▸ EXERCISE INSTRUCTIONS:
List each line of the data in which the string "tronco" appears.

____ RECORDS PROVIDED

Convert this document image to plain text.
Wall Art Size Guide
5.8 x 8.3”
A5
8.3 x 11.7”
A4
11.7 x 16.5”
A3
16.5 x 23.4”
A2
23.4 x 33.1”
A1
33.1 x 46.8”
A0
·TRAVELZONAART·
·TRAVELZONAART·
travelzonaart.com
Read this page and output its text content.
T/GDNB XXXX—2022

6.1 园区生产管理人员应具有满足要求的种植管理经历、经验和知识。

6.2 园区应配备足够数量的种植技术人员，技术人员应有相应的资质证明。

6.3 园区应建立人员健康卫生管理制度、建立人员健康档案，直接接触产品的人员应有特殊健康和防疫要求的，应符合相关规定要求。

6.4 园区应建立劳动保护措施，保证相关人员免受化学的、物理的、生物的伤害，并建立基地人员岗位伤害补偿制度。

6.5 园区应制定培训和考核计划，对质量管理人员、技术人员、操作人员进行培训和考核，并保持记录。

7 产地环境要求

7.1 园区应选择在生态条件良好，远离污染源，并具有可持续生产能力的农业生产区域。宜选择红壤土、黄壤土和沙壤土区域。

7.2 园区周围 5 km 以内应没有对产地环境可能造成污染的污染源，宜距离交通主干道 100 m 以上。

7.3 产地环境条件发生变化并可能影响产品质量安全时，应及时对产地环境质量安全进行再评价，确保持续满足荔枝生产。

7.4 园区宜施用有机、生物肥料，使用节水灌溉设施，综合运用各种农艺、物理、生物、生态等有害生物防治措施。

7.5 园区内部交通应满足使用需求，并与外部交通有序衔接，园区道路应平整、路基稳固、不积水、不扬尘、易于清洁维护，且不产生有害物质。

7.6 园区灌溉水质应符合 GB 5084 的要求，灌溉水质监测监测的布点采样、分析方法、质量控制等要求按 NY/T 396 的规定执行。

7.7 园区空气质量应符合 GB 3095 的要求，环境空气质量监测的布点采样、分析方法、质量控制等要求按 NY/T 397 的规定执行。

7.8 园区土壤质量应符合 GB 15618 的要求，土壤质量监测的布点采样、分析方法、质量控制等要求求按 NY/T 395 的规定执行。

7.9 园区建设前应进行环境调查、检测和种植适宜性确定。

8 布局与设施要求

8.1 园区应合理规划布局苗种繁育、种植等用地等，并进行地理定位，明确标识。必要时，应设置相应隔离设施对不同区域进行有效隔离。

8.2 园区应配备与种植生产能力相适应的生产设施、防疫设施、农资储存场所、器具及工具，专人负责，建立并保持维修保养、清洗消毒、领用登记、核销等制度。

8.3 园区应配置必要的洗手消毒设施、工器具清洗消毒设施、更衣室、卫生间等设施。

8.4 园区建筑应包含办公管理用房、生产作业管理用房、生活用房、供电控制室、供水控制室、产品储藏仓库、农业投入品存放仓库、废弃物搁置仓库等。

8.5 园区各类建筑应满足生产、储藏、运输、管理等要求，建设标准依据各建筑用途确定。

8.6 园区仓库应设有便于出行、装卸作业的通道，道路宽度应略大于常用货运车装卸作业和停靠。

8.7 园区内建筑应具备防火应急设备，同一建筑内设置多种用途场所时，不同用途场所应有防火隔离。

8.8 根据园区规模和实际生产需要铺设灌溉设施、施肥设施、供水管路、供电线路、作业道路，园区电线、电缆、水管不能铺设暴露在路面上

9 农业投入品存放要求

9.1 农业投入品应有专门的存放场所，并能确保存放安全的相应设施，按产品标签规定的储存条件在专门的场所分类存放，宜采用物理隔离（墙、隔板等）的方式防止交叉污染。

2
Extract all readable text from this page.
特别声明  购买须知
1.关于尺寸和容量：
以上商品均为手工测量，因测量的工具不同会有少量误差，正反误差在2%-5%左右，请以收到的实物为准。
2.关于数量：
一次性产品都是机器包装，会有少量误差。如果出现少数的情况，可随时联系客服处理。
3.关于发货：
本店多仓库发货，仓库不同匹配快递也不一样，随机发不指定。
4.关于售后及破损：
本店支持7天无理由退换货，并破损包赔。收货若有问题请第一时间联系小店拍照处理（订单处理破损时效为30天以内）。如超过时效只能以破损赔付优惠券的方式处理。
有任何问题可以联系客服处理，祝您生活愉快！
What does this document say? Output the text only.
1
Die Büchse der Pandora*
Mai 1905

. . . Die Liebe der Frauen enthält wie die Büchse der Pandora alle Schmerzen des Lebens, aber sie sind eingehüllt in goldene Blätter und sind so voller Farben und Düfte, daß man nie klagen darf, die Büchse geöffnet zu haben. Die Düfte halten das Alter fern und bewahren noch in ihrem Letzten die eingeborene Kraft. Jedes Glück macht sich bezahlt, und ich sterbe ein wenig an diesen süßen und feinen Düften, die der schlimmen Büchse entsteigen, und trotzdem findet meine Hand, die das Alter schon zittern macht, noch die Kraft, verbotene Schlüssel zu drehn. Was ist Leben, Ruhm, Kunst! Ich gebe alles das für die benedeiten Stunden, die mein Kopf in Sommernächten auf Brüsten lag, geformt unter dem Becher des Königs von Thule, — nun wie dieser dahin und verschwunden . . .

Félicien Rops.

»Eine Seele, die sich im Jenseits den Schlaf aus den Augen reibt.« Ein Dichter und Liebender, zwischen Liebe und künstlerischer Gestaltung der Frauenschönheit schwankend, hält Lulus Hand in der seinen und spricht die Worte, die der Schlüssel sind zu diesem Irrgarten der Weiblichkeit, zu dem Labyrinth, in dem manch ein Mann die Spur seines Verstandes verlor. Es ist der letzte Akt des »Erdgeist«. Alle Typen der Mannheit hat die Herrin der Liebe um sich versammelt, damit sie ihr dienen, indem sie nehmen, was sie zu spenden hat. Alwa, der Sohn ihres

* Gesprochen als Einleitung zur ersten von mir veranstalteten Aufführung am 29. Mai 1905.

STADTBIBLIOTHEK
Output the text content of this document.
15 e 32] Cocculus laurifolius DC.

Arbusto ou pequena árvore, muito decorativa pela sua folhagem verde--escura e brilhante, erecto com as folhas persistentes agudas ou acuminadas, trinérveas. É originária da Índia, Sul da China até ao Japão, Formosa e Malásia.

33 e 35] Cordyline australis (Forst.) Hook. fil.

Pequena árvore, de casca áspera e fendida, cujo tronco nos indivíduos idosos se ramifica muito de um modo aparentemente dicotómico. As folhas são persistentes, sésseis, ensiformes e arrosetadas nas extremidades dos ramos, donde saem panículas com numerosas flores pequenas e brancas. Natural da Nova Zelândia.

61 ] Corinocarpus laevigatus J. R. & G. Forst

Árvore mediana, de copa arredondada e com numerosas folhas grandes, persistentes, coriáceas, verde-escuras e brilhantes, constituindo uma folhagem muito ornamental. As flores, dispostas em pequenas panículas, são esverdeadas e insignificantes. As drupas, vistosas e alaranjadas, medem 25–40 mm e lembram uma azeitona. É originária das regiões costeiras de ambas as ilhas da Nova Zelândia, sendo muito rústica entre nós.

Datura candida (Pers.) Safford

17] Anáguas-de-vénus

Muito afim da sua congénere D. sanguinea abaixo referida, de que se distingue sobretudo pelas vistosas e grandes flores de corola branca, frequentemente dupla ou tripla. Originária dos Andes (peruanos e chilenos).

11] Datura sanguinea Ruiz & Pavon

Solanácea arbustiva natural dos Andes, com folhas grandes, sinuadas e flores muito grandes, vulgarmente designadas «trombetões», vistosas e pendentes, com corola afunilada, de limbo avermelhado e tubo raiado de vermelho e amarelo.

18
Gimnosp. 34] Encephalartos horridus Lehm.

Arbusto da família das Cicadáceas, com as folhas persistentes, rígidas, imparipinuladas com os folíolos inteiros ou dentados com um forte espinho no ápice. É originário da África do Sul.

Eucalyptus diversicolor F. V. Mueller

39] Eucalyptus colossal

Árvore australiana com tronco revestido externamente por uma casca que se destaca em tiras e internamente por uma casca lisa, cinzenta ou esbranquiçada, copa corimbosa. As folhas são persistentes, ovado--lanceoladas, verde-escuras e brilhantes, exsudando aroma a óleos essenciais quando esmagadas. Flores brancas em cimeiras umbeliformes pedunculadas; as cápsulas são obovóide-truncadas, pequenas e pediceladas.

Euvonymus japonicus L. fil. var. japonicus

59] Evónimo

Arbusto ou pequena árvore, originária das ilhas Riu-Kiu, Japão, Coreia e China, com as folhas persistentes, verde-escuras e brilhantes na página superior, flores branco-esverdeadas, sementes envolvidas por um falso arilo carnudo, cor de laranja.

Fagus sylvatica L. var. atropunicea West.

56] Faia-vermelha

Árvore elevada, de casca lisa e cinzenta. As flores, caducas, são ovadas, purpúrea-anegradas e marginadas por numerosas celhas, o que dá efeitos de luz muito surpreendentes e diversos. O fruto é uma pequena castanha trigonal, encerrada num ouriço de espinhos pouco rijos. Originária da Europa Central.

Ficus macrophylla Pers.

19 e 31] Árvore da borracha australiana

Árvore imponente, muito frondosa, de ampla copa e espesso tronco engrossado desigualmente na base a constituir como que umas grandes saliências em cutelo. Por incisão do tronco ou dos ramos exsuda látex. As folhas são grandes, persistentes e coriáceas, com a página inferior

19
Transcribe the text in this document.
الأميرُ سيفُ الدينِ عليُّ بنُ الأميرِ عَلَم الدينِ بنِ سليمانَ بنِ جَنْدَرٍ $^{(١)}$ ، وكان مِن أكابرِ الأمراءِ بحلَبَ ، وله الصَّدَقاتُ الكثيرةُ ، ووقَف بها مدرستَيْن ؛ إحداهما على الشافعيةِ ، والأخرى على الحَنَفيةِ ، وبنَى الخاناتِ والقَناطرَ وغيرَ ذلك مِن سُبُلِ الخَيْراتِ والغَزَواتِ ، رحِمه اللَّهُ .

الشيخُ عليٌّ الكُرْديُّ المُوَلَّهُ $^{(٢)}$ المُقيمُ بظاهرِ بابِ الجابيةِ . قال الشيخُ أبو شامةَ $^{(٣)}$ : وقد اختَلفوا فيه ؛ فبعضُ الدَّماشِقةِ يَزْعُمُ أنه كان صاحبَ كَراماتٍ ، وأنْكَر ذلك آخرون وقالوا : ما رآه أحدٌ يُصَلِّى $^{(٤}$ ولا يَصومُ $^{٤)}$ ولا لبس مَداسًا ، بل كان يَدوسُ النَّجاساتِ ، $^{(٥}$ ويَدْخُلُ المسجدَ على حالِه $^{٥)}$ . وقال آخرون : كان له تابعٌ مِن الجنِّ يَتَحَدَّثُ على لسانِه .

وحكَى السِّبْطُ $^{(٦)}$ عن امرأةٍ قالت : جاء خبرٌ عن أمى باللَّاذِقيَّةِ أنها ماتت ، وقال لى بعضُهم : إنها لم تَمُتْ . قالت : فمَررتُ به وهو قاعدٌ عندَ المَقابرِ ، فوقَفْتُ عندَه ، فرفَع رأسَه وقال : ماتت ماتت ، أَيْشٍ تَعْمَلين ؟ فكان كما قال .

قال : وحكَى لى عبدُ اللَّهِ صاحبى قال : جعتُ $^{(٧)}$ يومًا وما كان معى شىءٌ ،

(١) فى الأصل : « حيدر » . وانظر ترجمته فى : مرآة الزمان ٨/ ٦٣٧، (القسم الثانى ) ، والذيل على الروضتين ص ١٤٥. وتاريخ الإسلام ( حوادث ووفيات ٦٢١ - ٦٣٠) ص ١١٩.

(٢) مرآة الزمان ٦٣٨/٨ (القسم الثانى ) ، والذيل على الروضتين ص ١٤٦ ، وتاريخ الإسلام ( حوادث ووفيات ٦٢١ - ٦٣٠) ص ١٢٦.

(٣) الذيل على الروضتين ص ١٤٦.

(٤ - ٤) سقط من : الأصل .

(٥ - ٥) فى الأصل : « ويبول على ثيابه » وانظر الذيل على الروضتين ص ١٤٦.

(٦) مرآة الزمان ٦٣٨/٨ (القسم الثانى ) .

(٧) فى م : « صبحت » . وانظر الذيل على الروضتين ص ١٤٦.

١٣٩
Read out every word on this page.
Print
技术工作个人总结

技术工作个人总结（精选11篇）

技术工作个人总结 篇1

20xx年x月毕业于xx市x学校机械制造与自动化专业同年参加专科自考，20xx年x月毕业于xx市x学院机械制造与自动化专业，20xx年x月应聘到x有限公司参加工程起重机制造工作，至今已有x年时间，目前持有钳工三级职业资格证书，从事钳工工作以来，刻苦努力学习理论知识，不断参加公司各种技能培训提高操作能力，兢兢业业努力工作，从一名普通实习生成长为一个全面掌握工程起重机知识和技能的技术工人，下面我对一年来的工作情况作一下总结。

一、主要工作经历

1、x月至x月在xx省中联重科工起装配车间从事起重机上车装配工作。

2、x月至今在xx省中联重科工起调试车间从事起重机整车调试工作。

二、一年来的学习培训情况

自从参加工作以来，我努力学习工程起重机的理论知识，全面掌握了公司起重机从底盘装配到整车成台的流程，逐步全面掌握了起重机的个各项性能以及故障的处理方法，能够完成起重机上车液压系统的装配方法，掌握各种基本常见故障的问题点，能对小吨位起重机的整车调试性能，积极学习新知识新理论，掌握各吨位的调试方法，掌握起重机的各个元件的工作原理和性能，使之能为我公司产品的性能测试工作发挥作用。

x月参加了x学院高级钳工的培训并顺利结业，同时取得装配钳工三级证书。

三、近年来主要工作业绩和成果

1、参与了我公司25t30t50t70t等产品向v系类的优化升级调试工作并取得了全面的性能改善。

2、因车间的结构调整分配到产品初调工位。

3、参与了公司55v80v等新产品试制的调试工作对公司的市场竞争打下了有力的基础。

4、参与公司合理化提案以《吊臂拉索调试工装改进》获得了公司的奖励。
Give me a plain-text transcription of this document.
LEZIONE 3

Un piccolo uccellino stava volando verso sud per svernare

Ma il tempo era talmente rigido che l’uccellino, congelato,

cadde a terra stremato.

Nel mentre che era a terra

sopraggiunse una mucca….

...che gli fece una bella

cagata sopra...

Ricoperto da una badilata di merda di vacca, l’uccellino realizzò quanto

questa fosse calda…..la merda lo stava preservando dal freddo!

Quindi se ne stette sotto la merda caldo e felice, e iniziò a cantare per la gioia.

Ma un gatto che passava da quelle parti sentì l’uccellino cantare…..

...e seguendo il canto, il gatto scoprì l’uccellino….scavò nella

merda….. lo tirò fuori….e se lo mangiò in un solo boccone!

________

▸ FINISHED TASK:
Pequena árvore, de casca áspera e fendida, cujo tronco nos indivíduos idosos se ramifica muito de um modo aparentemente dicotómico. As folhas são persistentes, sésseis, ensiformes e arrosetadas nas extremidades dos ramos, donde saem panículas com numerosas flores pequenas e brancas. Natural da Nova Zelândia.
Árvore australiana com tronco revestido externamente por uma casca que se destaca em tiras e internamente por uma casca lisa, cinzenta ou esbranquiçada, copa corimbosa. As folhas são persistentes, ovado--lanceoladas, verde-escuras e brilhantes, exsudando aroma a óleos essenciais quando esmagadas. Flores brancas em cimeiras umbeliformes pedunculadas; as cápsulas são obovóide-truncadas, pequenas e pediceladas.
Árvore imponente, muito frondosa, de ampla copa e espesso tronco engrossado desigualmente na base a constituir como que umas grandes saliências em cutelo. Por incisão do tronco ou dos ramos exsuda látex. As folhas são grandes, persistentes e coriáceas, com a página inferior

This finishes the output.